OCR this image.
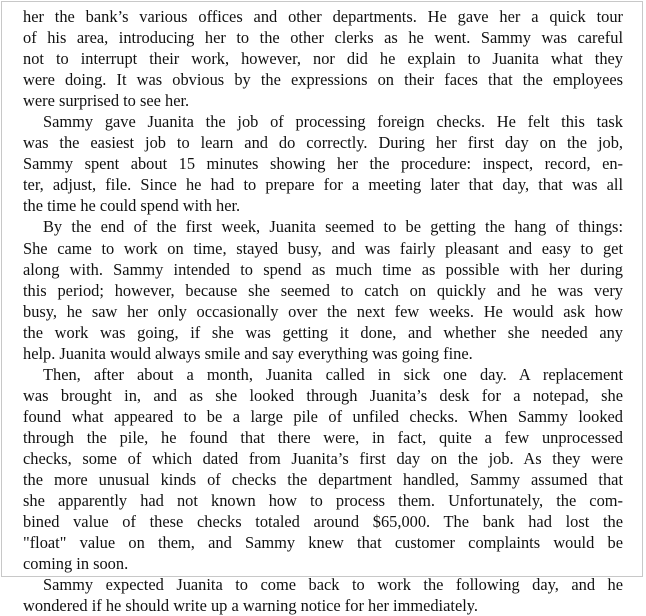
her the bank’s various offices and other departments. He gave her a quick tour
of his area, introducing her to the other clerks as he went. Sammy was careful
not to interrupt their work, however, nor did he explain to Juanita what they
were doing. It was obvious by the expressions on their faces that the employees
were surprised to see her.
Sammy gave Juanita the job of processing foreign checks. He felt this task
was the easiest job to learn and do correctly. During her first day on the job,
Sammy spent about 15 minutes showing her the procedure: inspect, record, en-
ter, adjust, file. Since he had to prepare for a meeting later that day, that was all
the time he could spend with her.
By the end of the first week, Juanita seemed to be getting the hang of things:
She came to work on time, stayed busy, and was fairly pleasant and easy to get
along with. Sammy intended to spend as much time as possible with her during
this period; however, because she seemed to catch on quickly and he was very
busy, he saw her only occasionally over the next few weeks. He would ask how
the work was going, if she was getting it done, and whether she needed any
help. Juanita would always smile and say everything was going fine.
Then, after about a month, Juanita called in sick one day. A replacement
was brought in, and as she looked through Juanita’s desk for a notepad, she
found what appeared to be a large pile of unfiled checks. When Sammy looked
through the pile, he found that there were, in fact, quite a few unprocessed
checks, some of which dated from Juanita’s first day on the job. As they were
the more unusual kinds of checks the department handled, Sammy assumed that
she apparently had not known how to process them. Unfortunately, the com-
bined value of these checks totaled around $65,000. The bank had lost the
"float" value on them, and Sammy knew that customer complaints would be
coming in soon.
Sammy expected Juanita to come back to work the following day, and he
wondered if he should write up a warning notice for her immediately.
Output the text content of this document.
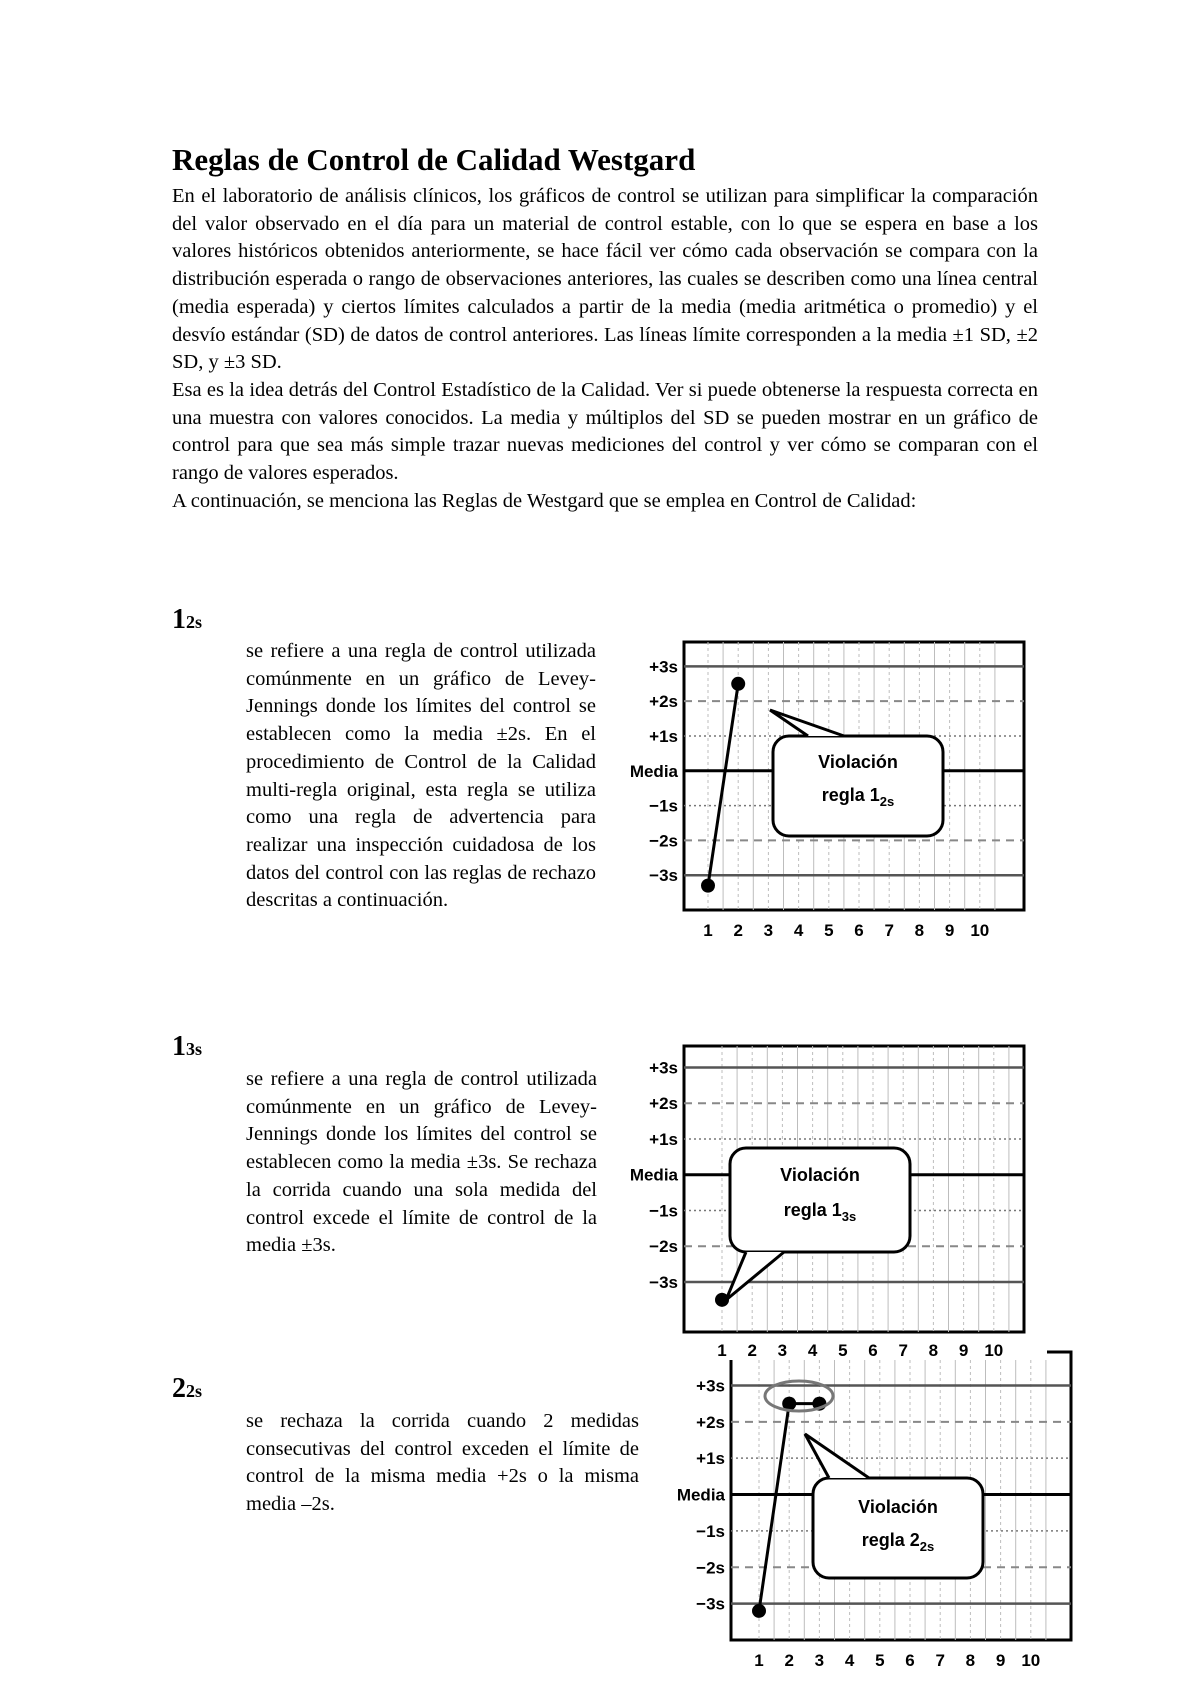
Reglas de Control de Calidad Westgard

En el laboratorio de análisis clínicos, los gráficos de control se utilizan para simplificar la comparación del valor observado en el día para un material de control estable, con lo que se espera en base a los valores históricos obtenidos anteriormente, se hace fácil ver cómo cada observación se compara con la distribución esperada o rango de observaciones anteriores, las cuales se describen como una línea central (media esperada) y ciertos límites calculados a partir de la media (media aritmética o promedio) y el desvío estándar (SD) de datos de control anteriores. Las líneas límite corresponden a la media ±1 SD, ±2 SD, y ±3 SD.

Esa es la idea detrás del Control Estadístico de la Calidad. Ver si puede obtenerse la respuesta correcta en una muestra con valores conocidos. La media y múltiplos del SD se pueden mostrar en un gráfico de control para que sea más simple trazar nuevas mediciones del control y ver cómo se comparan con el rango de valores esperados.

A continuación, se menciona las Reglas de Westgard que se emplea en Control de Calidad:

12s

se refiere a una regla de control utilizada comúnmente en un gráfico de Levey-Jennings donde los límites del control se establecen como la media ±2s. En el procedimiento de Control de la Calidad multi-regla original, esta regla se utiliza como una regla de advertencia para realizar una inspección cuidadosa de los datos del control con las reglas de rechazo descritas a continuación.

+3s
+2s
+1s
Media
−1s
−2s
−3s
1 2 3 4 5 6 7 8 9 10
Violación
regla $1_{2s}$
13s

se refiere a una regla de control utilizada comúnmente en un gráfico de Levey-Jennings donde los límites del control se establecen como la media ±3s. Se rechaza la corrida cuando una sola medida del control excede el límite de control de la media ±3s.

+3s
+2s
+1s
Media
−1s
−2s
−3s
1 2 3 4 5 6 7 8 9 10
Violación
regla $1_{3s}$
22s

se rechaza la corrida cuando 2 medidas consecutivas del control exceden el límite de control de la misma media +2s o la misma media –2s.

+3s
+2s
+1s
Media
−1s
−2s
−3s
1 2 3 4 5 6 7 8 9 10
Violación
regla $2_{2s}$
--- --- ---
> _Exercise_: Images in the data above are to be skipped. Retype all other material exactly.

> _Output for this exercise_:
OCR this image.
her the bank’s various offices and other departments. He gave her a quick tour
of his area, introducing her to the other clerks as he went. Sammy was careful
not to interrupt their work, however, nor did he explain to Juanita what they
were doing. It was obvious by the expressions on their faces that the employees
were surprised to see her.
Sammy gave Juanita the job of processing foreign checks. He felt this task
was the easiest job to learn and do correctly. During her first day on the job,
Sammy spent about 15 minutes showing her the procedure: inspect, record, en-
ter, adjust, file. Since he had to prepare for a meeting later that day, that was all
the time he could spend with her.
By the end of the first week, Juanita seemed to be getting the hang of things:
She came to work on time, stayed busy, and was fairly pleasant and easy to get
along with. Sammy intended to spend as much time as possible with her during
this period; however, because she seemed to catch on quickly and he was very
busy, he saw her only occasionally over the next few weeks. He would ask how
the work was going, if she was getting it done, and whether she needed any
help. Juanita would always smile and say everything was going fine.
Then, after about a month, Juanita called in sick one day. A replacement
was brought in, and as she looked through Juanita’s desk for a notepad, she
found what appeared to be a large pile of unfiled checks. When Sammy looked
through the pile, he found that there were, in fact, quite a few unprocessed
checks, some of which dated from Juanita’s first day on the job. As they were
the more unusual kinds of checks the department handled, Sammy assumed that
she apparently had not known how to process them. Unfortunately, the com-
bined value of these checks totaled around $65,000. The bank had lost the
"float" value on them, and Sammy knew that customer complaints would be
coming in soon.
Sammy expected Juanita to come back to work the following day, and he
wondered if he should write up a warning notice for her immediately.
Output the text content of this document.
Reglas de Control de Calidad Westgard

En el laboratorio de análisis clínicos, los gráficos de control se utilizan para simplificar la comparación del valor observado en el día para un material de control estable, con lo que se espera en base a los valores históricos obtenidos anteriormente, se hace fácil ver cómo cada observación se compara con la distribución esperada o rango de observaciones anteriores, las cuales se describen como una línea central (media esperada) y ciertos límites calculados a partir de la media (media aritmética o promedio) y el desvío estándar (SD) de datos de control anteriores. Las líneas límite corresponden a la media ±1 SD, ±2 SD, y ±3 SD.

Esa es la idea detrás del Control Estadístico de la Calidad. Ver si puede obtenerse la respuesta correcta en una muestra con valores conocidos. La media y múltiplos del SD se pueden mostrar en un gráfico de control para que sea más simple trazar nuevas mediciones del control y ver cómo se comparan con el rango de valores esperados.

A continuación, se menciona las Reglas de Westgard que se emplea en Control de Calidad:

12s

se refiere a una regla de control utilizada comúnmente en un gráfico de Levey-Jennings donde los límites del control se establecen como la media ±2s. En el procedimiento de Control de la Calidad multi-regla original, esta regla se utiliza como una regla de advertencia para realizar una inspección cuidadosa de los datos del control con las reglas de rechazo descritas a continuación.

+3s
+2s
+1s
Media
−1s
−2s
−3s
1 2 3 4 5 6 7 8 9 10
Violación
regla $1_{2s}$
13s

se refiere a una regla de control utilizada comúnmente en un gráfico de Levey-Jennings donde los límites del control se establecen como la media ±3s. Se rechaza la corrida cuando una sola medida del control excede el límite de control de la media ±3s.

+3s
+2s
+1s
Media
−1s
−2s
−3s
1 2 3 4 5 6 7 8 9 10
Violación
regla $1_{3s}$
22s

se rechaza la corrida cuando 2 medidas consecutivas del control exceden el límite de control de la misma media +2s o la misma media –2s.

+3s
+2s
+1s
Media
−1s
−2s
−3s
1 2 3 4 5 6 7 8 9 10
Violación
regla $2_{2s}$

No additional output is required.